[Entries with figure data]
<<<<
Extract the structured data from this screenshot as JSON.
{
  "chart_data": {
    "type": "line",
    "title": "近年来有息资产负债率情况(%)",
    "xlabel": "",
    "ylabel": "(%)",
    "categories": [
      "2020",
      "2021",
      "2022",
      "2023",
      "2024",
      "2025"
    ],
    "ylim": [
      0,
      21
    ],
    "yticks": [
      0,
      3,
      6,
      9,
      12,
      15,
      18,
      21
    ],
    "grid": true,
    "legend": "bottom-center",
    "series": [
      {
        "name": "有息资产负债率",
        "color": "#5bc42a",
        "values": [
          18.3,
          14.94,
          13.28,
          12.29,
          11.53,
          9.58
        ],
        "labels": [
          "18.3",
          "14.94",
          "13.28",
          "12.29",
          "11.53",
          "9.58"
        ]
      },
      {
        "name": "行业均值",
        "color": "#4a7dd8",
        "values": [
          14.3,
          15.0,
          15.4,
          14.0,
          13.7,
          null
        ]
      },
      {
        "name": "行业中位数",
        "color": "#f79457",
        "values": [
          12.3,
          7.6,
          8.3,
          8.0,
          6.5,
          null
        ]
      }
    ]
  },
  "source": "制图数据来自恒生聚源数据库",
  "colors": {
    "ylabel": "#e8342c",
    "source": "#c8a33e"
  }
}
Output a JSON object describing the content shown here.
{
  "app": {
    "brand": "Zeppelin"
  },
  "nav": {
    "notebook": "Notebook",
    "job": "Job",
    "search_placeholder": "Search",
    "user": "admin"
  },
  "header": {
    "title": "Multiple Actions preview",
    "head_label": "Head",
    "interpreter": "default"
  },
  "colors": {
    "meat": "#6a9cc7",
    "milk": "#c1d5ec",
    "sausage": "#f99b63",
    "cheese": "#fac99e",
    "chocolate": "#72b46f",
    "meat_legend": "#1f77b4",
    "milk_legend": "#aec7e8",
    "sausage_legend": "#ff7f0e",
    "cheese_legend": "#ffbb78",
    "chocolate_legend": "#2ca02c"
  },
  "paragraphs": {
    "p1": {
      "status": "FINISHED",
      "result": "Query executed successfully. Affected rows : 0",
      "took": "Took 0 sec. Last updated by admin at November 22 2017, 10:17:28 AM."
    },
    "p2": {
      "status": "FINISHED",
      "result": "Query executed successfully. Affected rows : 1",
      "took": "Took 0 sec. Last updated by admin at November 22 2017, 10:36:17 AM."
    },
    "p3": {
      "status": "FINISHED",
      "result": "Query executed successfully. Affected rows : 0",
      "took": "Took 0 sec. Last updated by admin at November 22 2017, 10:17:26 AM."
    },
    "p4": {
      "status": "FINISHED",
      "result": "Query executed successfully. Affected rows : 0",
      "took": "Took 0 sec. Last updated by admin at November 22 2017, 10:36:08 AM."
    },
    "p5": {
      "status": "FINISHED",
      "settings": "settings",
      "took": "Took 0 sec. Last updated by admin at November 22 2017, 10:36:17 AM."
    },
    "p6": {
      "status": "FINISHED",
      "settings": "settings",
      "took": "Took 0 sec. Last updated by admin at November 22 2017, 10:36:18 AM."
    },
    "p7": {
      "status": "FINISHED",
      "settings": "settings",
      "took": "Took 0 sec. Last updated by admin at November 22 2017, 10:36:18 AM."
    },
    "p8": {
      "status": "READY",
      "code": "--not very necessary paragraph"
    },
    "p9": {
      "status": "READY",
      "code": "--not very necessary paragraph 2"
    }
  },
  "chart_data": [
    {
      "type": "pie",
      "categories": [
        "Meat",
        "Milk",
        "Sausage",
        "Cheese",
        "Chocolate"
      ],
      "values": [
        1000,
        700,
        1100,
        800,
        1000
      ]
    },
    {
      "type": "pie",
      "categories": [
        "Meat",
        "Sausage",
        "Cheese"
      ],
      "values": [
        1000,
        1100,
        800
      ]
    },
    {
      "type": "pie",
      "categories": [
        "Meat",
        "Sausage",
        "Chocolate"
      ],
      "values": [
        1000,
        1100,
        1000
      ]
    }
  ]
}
>>>>
Scan the material above. Return every line containing the string "title".

    "title": "近年来有息资产负债率情况(%)",
    "title": "Multiple Actions preview",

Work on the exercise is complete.